> _PROBLEM DESCRIPTION_
Repeat every line exactly, keeping the pictures out of the copy.

━━━━━━━━━━━━━━━━━━━━

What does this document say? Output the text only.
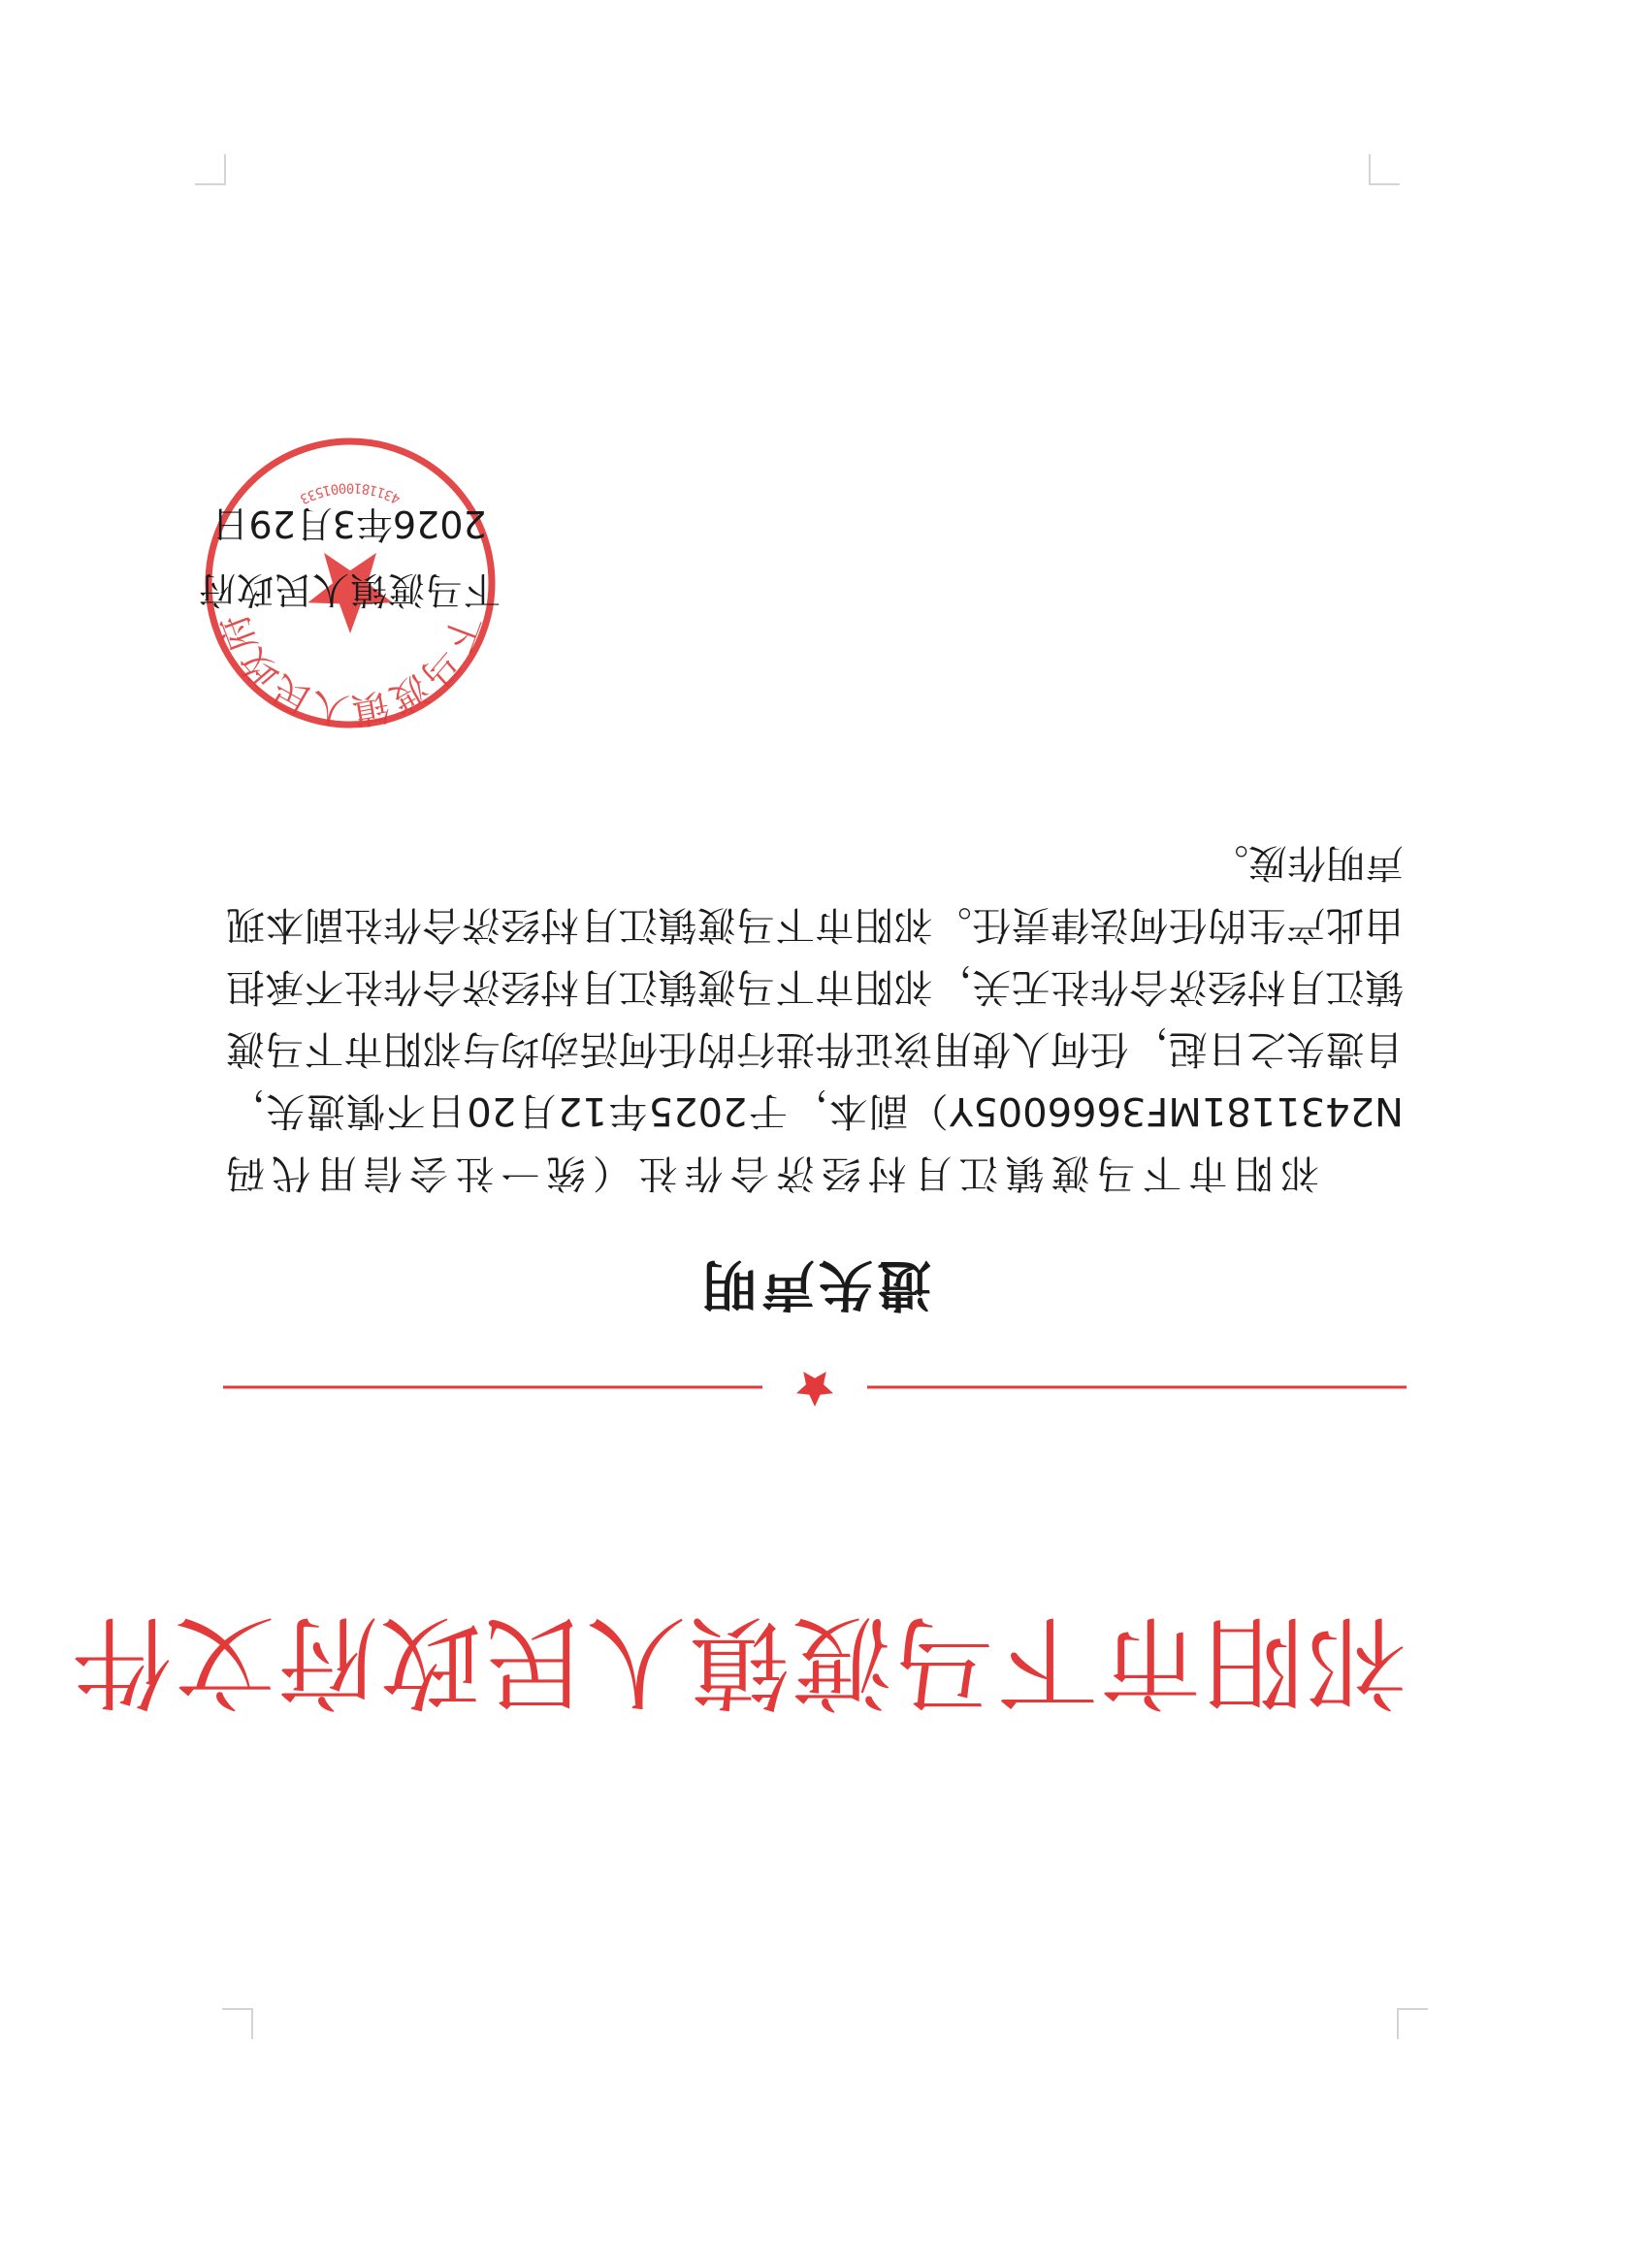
祁阳市下马渡镇人民政府文件
遗失声明

祁阳市下马渡镇江月村经济合作社（统一社会信用代码N2431181MF3666005Y）副本，于2025年12月20日不慎遗失，自遗失之日起，任何人使用该证件进行的任何活动均与祁阳市下马渡镇江月村经济合作社无关，祁阳市下马渡镇江月村经济合作社不承担由此产生的任何法律责任。祁阳市下马渡镇江月村经济合作社副本现声明作废。

下马渡镇人民政府
4311810001533
下马渡镇人民政府
2026年3月29日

━━━━━━━━━━━━━━━━━━━━

> _COMPLETE RESPONSE_
What does this document say? Output the text only.
祁阳市下马渡镇人民政府文件
遗失声明

祁阳市下马渡镇江月村经济合作社（统一社会信用代码N2431181MF3666005Y）副本，于2025年12月20日不慎遗失，自遗失之日起，任何人使用该证件进行的任何活动均与祁阳市下马渡镇江月村经济合作社无关，祁阳市下马渡镇江月村经济合作社不承担由此产生的任何法律责任。祁阳市下马渡镇江月村经济合作社副本现声明作废。

下马渡镇人民政府
4311810001533
下马渡镇人民政府
2026年3月29日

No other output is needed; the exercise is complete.